Directions
Every line must be returned precisely as it is written.

(Collected data entries)
>> Start

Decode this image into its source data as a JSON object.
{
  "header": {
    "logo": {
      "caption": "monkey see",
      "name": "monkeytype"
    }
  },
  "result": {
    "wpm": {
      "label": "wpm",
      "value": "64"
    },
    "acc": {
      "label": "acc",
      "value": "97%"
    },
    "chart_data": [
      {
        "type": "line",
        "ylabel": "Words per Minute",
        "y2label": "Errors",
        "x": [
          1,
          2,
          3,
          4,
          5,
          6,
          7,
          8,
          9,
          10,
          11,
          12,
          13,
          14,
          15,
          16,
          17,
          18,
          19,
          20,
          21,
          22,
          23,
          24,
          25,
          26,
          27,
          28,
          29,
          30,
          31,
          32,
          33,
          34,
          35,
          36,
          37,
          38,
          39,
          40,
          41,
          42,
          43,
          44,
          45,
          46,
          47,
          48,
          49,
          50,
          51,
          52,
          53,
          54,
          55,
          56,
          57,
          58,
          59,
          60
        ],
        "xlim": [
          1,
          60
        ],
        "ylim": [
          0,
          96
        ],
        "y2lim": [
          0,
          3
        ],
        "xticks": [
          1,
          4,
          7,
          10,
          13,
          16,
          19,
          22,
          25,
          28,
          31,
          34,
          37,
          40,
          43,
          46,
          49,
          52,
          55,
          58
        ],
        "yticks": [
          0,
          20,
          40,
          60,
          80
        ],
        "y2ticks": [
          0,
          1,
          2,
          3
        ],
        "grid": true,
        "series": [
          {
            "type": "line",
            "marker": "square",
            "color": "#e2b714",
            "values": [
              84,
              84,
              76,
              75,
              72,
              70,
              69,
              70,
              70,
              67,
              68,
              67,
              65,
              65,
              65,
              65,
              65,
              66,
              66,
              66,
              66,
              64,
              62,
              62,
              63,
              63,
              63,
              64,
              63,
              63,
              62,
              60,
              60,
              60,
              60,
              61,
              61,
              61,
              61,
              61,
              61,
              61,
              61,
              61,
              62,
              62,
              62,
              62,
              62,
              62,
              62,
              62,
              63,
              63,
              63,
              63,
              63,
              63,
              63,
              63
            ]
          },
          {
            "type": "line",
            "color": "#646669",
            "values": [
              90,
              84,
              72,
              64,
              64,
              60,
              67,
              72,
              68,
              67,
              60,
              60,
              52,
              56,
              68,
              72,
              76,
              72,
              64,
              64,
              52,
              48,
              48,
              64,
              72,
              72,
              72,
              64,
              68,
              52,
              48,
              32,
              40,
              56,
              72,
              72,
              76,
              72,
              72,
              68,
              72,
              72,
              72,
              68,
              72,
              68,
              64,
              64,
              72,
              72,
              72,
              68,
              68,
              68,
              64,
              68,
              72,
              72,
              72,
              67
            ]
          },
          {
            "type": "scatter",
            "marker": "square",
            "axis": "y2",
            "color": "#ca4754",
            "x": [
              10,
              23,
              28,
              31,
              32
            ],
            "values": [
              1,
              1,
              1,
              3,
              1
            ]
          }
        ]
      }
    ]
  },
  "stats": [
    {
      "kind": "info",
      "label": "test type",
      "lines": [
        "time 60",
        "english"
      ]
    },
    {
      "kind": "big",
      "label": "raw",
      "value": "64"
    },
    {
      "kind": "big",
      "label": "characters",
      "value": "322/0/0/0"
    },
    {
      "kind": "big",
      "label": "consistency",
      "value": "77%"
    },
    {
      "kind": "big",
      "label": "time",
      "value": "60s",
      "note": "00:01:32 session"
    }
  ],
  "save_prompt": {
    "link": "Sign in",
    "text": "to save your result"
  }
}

>> End

Written answer
Decode this image into its source data as a JSON object.
{
  "header": {
    "logo": {
      "caption": "monkey see",
      "name": "monkeytype"
    }
  },
  "result": {
    "wpm": {
      "label": "wpm",
      "value": "64"
    },
    "acc": {
      "label": "acc",
      "value": "97%"
    },
    "chart_data": [
      {
        "type": "line",
        "ylabel": "Words per Minute",
        "y2label": "Errors",
        "x": [
          1,
          2,
          3,
          4,
          5,
          6,
          7,
          8,
          9,
          10,
          11,
          12,
          13,
          14,
          15,
          16,
          17,
          18,
          19,
          20,
          21,
          22,
          23,
          24,
          25,
          26,
          27,
          28,
          29,
          30,
          31,
          32,
          33,
          34,
          35,
          36,
          37,
          38,
          39,
          40,
          41,
          42,
          43,
          44,
          45,
          46,
          47,
          48,
          49,
          50,
          51,
          52,
          53,
          54,
          55,
          56,
          57,
          58,
          59,
          60
        ],
        "xlim": [
          1,
          60
        ],
        "ylim": [
          0,
          96
        ],
        "y2lim": [
          0,
          3
        ],
        "xticks": [
          1,
          4,
          7,
          10,
          13,
          16,
          19,
          22,
          25,
          28,
          31,
          34,
          37,
          40,
          43,
          46,
          49,
          52,
          55,
          58
        ],
        "yticks": [
          0,
          20,
          40,
          60,
          80
        ],
        "y2ticks": [
          0,
          1,
          2,
          3
        ],
        "grid": true,
        "series": [
          {
            "type": "line",
            "marker": "square",
            "color": "#e2b714",
            "values": [
              84,
              84,
              76,
              75,
              72,
              70,
              69,
              70,
              70,
              67,
              68,
              67,
              65,
              65,
              65,
              65,
              65,
              66,
              66,
              66,
              66,
              64,
              62,
              62,
              63,
              63,
              63,
              64,
              63,
              63,
              62,
              60,
              60,
              60,
              60,
              61,
              61,
              61,
              61,
              61,
              61,
              61,
              61,
              61,
              62,
              62,
              62,
              62,
              62,
              62,
              62,
              62,
              63,
              63,
              63,
              63,
              63,
              63,
              63,
              63
            ]
          },
          {
            "type": "line",
            "color": "#646669",
            "values": [
              90,
              84,
              72,
              64,
              64,
              60,
              67,
              72,
              68,
              67,
              60,
              60,
              52,
              56,
              68,
              72,
              76,
              72,
              64,
              64,
              52,
              48,
              48,
              64,
              72,
              72,
              72,
              64,
              68,
              52,
              48,
              32,
              40,
              56,
              72,
              72,
              76,
              72,
              72,
              68,
              72,
              72,
              72,
              68,
              72,
              68,
              64,
              64,
              72,
              72,
              72,
              68,
              68,
              68,
              64,
              68,
              72,
              72,
              72,
              67
            ]
          },
          {
            "type": "scatter",
            "marker": "square",
            "axis": "y2",
            "color": "#ca4754",
            "x": [
              10,
              23,
              28,
              31,
              32
            ],
            "values": [
              1,
              1,
              1,
              3,
              1
            ]
          }
        ]
      }
    ]
  },
  "stats": [
    {
      "kind": "info",
      "label": "test type",
      "lines": [
        "time 60",
        "english"
      ]
    },
    {
      "kind": "big",
      "label": "raw",
      "value": "64"
    },
    {
      "kind": "big",
      "label": "characters",
      "value": "322/0/0/0"
    },
    {
      "kind": "big",
      "label": "consistency",
      "value": "77%"
    },
    {
      "kind": "big",
      "label": "time",
      "value": "60s",
      "note": "00:01:32 session"
    }
  ],
  "save_prompt": {
    "link": "Sign in",
    "text": "to save your result"
  }
}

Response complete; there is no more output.